Task description:
Copy the data below exactly, omitting any picture it contains.
-.-.-
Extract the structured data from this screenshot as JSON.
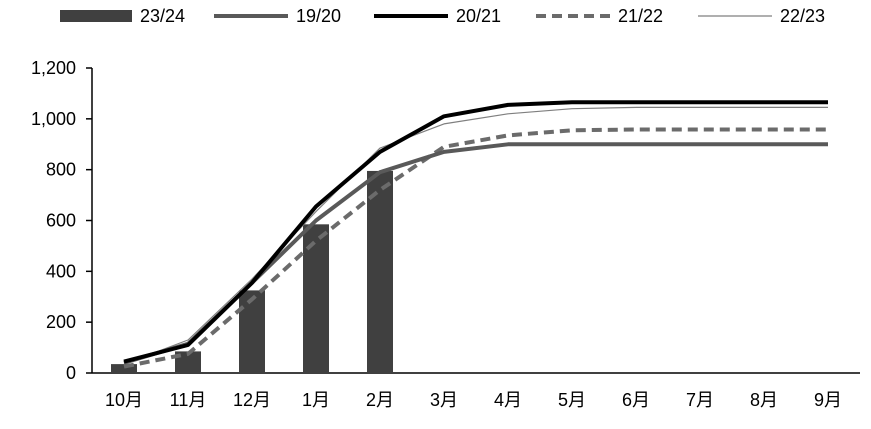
{
  "chart_data": {
    "type": "bar",
    "categories": [
      "10月",
      "11月",
      "12月",
      "1月",
      "2月",
      "3月",
      "4月",
      "5月",
      "6月",
      "7月",
      "8月",
      "9月"
    ],
    "ylim": [
      0,
      1200
    ],
    "yticks": [
      0,
      200,
      400,
      600,
      800,
      1000,
      1200
    ],
    "ytick_labels": [
      "0",
      "200",
      "400",
      "600",
      "800",
      "1,000",
      "1,200"
    ],
    "grid": false,
    "legend_position": "top",
    "series": [
      {
        "name": "23/24",
        "type": "bar",
        "color": "#404040",
        "values": [
          35,
          85,
          325,
          585,
          795,
          null,
          null,
          null,
          null,
          null,
          null,
          null
        ]
      },
      {
        "name": "19/20",
        "type": "line",
        "color": "#595959",
        "style": "solid-thick",
        "values": [
          40,
          115,
          355,
          600,
          790,
          870,
          900,
          900,
          900,
          900,
          900,
          900
        ]
      },
      {
        "name": "20/21",
        "type": "line",
        "color": "#000000",
        "style": "solid-thick",
        "values": [
          45,
          110,
          355,
          655,
          870,
          1010,
          1055,
          1065,
          1065,
          1065,
          1065,
          1065
        ]
      },
      {
        "name": "21/22",
        "type": "line",
        "color": "#6b6b6b",
        "style": "dashed",
        "values": [
          25,
          75,
          290,
          520,
          720,
          890,
          935,
          955,
          958,
          958,
          958,
          958
        ]
      },
      {
        "name": "22/23",
        "type": "line",
        "color": "#7f7f7f",
        "style": "solid-thin",
        "values": [
          35,
          130,
          370,
          635,
          885,
          980,
          1020,
          1040,
          1045,
          1045,
          1045,
          1045
        ]
      }
    ]
  }
}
-.-.-
Exercise answer:
Extract the structured data from this screenshot as JSON.
{
  "chart_data": {
    "type": "bar",
    "categories": [
      "10月",
      "11月",
      "12月",
      "1月",
      "2月",
      "3月",
      "4月",
      "5月",
      "6月",
      "7月",
      "8月",
      "9月"
    ],
    "ylim": [
      0,
      1200
    ],
    "yticks": [
      0,
      200,
      400,
      600,
      800,
      1000,
      1200
    ],
    "ytick_labels": [
      "0",
      "200",
      "400",
      "600",
      "800",
      "1,000",
      "1,200"
    ],
    "grid": false,
    "legend_position": "top",
    "series": [
      {
        "name": "23/24",
        "type": "bar",
        "color": "#404040",
        "values": [
          35,
          85,
          325,
          585,
          795,
          null,
          null,
          null,
          null,
          null,
          null,
          null
        ]
      },
      {
        "name": "19/20",
        "type": "line",
        "color": "#595959",
        "style": "solid-thick",
        "values": [
          40,
          115,
          355,
          600,
          790,
          870,
          900,
          900,
          900,
          900,
          900,
          900
        ]
      },
      {
        "name": "20/21",
        "type": "line",
        "color": "#000000",
        "style": "solid-thick",
        "values": [
          45,
          110,
          355,
          655,
          870,
          1010,
          1055,
          1065,
          1065,
          1065,
          1065,
          1065
        ]
      },
      {
        "name": "21/22",
        "type": "line",
        "color": "#6b6b6b",
        "style": "dashed",
        "values": [
          25,
          75,
          290,
          520,
          720,
          890,
          935,
          955,
          958,
          958,
          958,
          958
        ]
      },
      {
        "name": "22/23",
        "type": "line",
        "color": "#7f7f7f",
        "style": "solid-thin",
        "values": [
          35,
          130,
          370,
          635,
          885,
          980,
          1020,
          1040,
          1045,
          1045,
          1045,
          1045
        ]
      }
    ]
  }
}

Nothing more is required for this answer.